--- Entries supplied ---

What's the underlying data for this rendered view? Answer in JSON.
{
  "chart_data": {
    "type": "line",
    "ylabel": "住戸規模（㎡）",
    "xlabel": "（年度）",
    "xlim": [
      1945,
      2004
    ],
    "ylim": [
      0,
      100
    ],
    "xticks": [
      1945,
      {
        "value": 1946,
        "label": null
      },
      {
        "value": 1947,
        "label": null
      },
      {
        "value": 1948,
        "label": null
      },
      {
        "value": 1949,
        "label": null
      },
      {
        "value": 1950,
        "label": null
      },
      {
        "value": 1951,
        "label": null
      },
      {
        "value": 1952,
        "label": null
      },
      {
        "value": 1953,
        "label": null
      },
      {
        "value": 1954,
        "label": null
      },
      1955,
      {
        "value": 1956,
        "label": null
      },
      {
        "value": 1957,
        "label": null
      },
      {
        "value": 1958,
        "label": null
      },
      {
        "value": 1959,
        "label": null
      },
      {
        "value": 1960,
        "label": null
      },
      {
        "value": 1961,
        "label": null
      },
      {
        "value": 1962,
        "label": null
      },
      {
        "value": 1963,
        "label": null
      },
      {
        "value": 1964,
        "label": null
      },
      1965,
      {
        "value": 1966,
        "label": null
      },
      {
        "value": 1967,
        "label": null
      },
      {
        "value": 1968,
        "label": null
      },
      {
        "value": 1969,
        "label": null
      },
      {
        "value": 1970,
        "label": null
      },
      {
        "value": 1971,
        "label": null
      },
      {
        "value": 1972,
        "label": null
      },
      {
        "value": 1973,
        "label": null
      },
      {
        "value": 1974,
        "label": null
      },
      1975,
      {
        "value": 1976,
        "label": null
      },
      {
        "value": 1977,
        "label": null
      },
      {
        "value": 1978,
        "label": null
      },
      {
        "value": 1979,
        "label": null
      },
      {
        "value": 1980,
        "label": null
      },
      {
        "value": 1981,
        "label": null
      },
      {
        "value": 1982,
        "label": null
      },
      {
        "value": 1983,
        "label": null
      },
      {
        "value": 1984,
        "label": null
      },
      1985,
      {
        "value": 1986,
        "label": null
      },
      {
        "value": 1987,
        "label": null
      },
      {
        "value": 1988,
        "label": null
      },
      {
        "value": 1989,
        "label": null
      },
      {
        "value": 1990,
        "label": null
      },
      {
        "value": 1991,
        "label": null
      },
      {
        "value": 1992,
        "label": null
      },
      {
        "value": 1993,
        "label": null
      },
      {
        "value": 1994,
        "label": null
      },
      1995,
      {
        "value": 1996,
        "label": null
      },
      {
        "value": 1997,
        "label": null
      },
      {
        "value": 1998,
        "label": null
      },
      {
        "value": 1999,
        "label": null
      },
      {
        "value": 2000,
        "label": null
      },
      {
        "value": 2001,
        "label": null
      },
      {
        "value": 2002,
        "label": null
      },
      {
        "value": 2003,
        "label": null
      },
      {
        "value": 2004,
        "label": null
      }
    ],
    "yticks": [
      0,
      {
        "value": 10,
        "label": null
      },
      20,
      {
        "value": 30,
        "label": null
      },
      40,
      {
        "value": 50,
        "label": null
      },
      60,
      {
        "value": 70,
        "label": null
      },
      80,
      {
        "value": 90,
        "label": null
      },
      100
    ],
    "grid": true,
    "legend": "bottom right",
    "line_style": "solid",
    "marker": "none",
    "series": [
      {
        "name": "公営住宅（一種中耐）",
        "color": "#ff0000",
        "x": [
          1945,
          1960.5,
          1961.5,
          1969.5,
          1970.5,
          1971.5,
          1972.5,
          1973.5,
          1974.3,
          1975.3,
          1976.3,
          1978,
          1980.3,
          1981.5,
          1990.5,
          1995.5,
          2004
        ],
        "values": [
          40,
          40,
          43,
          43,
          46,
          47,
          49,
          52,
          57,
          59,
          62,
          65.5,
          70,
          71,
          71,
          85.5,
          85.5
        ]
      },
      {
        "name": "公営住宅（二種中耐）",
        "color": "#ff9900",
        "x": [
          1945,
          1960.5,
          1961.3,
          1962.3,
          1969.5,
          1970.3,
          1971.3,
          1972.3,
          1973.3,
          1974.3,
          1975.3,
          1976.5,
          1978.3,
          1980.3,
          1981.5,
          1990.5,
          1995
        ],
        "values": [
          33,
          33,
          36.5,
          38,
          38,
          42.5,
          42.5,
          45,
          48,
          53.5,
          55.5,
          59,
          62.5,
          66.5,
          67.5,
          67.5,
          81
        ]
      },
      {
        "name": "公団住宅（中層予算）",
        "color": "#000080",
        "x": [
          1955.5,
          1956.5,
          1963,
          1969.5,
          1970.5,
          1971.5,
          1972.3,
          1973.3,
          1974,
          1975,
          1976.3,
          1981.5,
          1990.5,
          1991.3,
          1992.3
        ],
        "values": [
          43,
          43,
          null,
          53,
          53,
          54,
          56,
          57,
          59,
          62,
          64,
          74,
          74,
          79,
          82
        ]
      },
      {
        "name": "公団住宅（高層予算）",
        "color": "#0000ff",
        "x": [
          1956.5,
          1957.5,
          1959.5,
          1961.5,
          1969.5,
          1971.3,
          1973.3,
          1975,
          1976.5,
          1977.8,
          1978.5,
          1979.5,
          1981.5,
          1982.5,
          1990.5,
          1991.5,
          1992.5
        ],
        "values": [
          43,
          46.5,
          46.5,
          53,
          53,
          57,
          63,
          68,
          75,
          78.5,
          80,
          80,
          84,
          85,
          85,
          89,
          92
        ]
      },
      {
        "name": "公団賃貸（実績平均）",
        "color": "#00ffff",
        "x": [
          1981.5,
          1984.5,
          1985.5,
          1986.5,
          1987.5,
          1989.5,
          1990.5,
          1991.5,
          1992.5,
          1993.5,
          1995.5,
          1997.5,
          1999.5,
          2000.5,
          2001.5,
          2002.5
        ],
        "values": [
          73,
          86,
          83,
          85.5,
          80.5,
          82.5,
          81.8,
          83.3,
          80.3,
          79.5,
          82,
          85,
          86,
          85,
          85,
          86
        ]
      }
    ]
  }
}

---

Output all of the material, please, exactly as it stands.

What's the underlying data for this rendered view? Answer in JSON.
{
  "chart_data": {
    "type": "line",
    "ylabel": "住戸規模（㎡）",
    "xlabel": "（年度）",
    "xlim": [
      1945,
      2004
    ],
    "ylim": [
      0,
      100
    ],
    "xticks": [
      1945,
      {
        "value": 1946,
        "label": null
      },
      {
        "value": 1947,
        "label": null
      },
      {
        "value": 1948,
        "label": null
      },
      {
        "value": 1949,
        "label": null
      },
      {
        "value": 1950,
        "label": null
      },
      {
        "value": 1951,
        "label": null
      },
      {
        "value": 1952,
        "label": null
      },
      {
        "value": 1953,
        "label": null
      },
      {
        "value": 1954,
        "label": null
      },
      1955,
      {
        "value": 1956,
        "label": null
      },
      {
        "value": 1957,
        "label": null
      },
      {
        "value": 1958,
        "label": null
      },
      {
        "value": 1959,
        "label": null
      },
      {
        "value": 1960,
        "label": null
      },
      {
        "value": 1961,
        "label": null
      },
      {
        "value": 1962,
        "label": null
      },
      {
        "value": 1963,
        "label": null
      },
      {
        "value": 1964,
        "label": null
      },
      1965,
      {
        "value": 1966,
        "label": null
      },
      {
        "value": 1967,
        "label": null
      },
      {
        "value": 1968,
        "label": null
      },
      {
        "value": 1969,
        "label": null
      },
      {
        "value": 1970,
        "label": null
      },
      {
        "value": 1971,
        "label": null
      },
      {
        "value": 1972,
        "label": null
      },
      {
        "value": 1973,
        "label": null
      },
      {
        "value": 1974,
        "label": null
      },
      1975,
      {
        "value": 1976,
        "label": null
      },
      {
        "value": 1977,
        "label": null
      },
      {
        "value": 1978,
        "label": null
      },
      {
        "value": 1979,
        "label": null
      },
      {
        "value": 1980,
        "label": null
      },
      {
        "value": 1981,
        "label": null
      },
      {
        "value": 1982,
        "label": null
      },
      {
        "value": 1983,
        "label": null
      },
      {
        "value": 1984,
        "label": null
      },
      1985,
      {
        "value": 1986,
        "label": null
      },
      {
        "value": 1987,
        "label": null
      },
      {
        "value": 1988,
        "label": null
      },
      {
        "value": 1989,
        "label": null
      },
      {
        "value": 1990,
        "label": null
      },
      {
        "value": 1991,
        "label": null
      },
      {
        "value": 1992,
        "label": null
      },
      {
        "value": 1993,
        "label": null
      },
      {
        "value": 1994,
        "label": null
      },
      1995,
      {
        "value": 1996,
        "label": null
      },
      {
        "value": 1997,
        "label": null
      },
      {
        "value": 1998,
        "label": null
      },
      {
        "value": 1999,
        "label": null
      },
      {
        "value": 2000,
        "label": null
      },
      {
        "value": 2001,
        "label": null
      },
      {
        "value": 2002,
        "label": null
      },
      {
        "value": 2003,
        "label": null
      },
      {
        "value": 2004,
        "label": null
      }
    ],
    "yticks": [
      0,
      {
        "value": 10,
        "label": null
      },
      20,
      {
        "value": 30,
        "label": null
      },
      40,
      {
        "value": 50,
        "label": null
      },
      60,
      {
        "value": 70,
        "label": null
      },
      80,
      {
        "value": 90,
        "label": null
      },
      100
    ],
    "grid": true,
    "legend": "bottom right",
    "line_style": "solid",
    "marker": "none",
    "series": [
      {
        "name": "公営住宅（一種中耐）",
        "color": "#ff0000",
        "x": [
          1945,
          1960.5,
          1961.5,
          1969.5,
          1970.5,
          1971.5,
          1972.5,
          1973.5,
          1974.3,
          1975.3,
          1976.3,
          1978,
          1980.3,
          1981.5,
          1990.5,
          1995.5,
          2004
        ],
        "values": [
          40,
          40,
          43,
          43,
          46,
          47,
          49,
          52,
          57,
          59,
          62,
          65.5,
          70,
          71,
          71,
          85.5,
          85.5
        ]
      },
      {
        "name": "公営住宅（二種中耐）",
        "color": "#ff9900",
        "x": [
          1945,
          1960.5,
          1961.3,
          1962.3,
          1969.5,
          1970.3,
          1971.3,
          1972.3,
          1973.3,
          1974.3,
          1975.3,
          1976.5,
          1978.3,
          1980.3,
          1981.5,
          1990.5,
          1995
        ],
        "values": [
          33,
          33,
          36.5,
          38,
          38,
          42.5,
          42.5,
          45,
          48,
          53.5,
          55.5,
          59,
          62.5,
          66.5,
          67.5,
          67.5,
          81
        ]
      },
      {
        "name": "公団住宅（中層予算）",
        "color": "#000080",
        "x": [
          1955.5,
          1956.5,
          1963,
          1969.5,
          1970.5,
          1971.5,
          1972.3,
          1973.3,
          1974,
          1975,
          1976.3,
          1981.5,
          1990.5,
          1991.3,
          1992.3
        ],
        "values": [
          43,
          43,
          null,
          53,
          53,
          54,
          56,
          57,
          59,
          62,
          64,
          74,
          74,
          79,
          82
        ]
      },
      {
        "name": "公団住宅（高層予算）",
        "color": "#0000ff",
        "x": [
          1956.5,
          1957.5,
          1959.5,
          1961.5,
          1969.5,
          1971.3,
          1973.3,
          1975,
          1976.5,
          1977.8,
          1978.5,
          1979.5,
          1981.5,
          1982.5,
          1990.5,
          1991.5,
          1992.5
        ],
        "values": [
          43,
          46.5,
          46.5,
          53,
          53,
          57,
          63,
          68,
          75,
          78.5,
          80,
          80,
          84,
          85,
          85,
          89,
          92
        ]
      },
      {
        "name": "公団賃貸（実績平均）",
        "color": "#00ffff",
        "x": [
          1981.5,
          1984.5,
          1985.5,
          1986.5,
          1987.5,
          1989.5,
          1990.5,
          1991.5,
          1992.5,
          1993.5,
          1995.5,
          1997.5,
          1999.5,
          2000.5,
          2001.5,
          2002.5
        ],
        "values": [
          73,
          86,
          83,
          85.5,
          80.5,
          82.5,
          81.8,
          83.3,
          80.3,
          79.5,
          82,
          85,
          86,
          85,
          85,
          86
        ]
      }
    ]
  }
}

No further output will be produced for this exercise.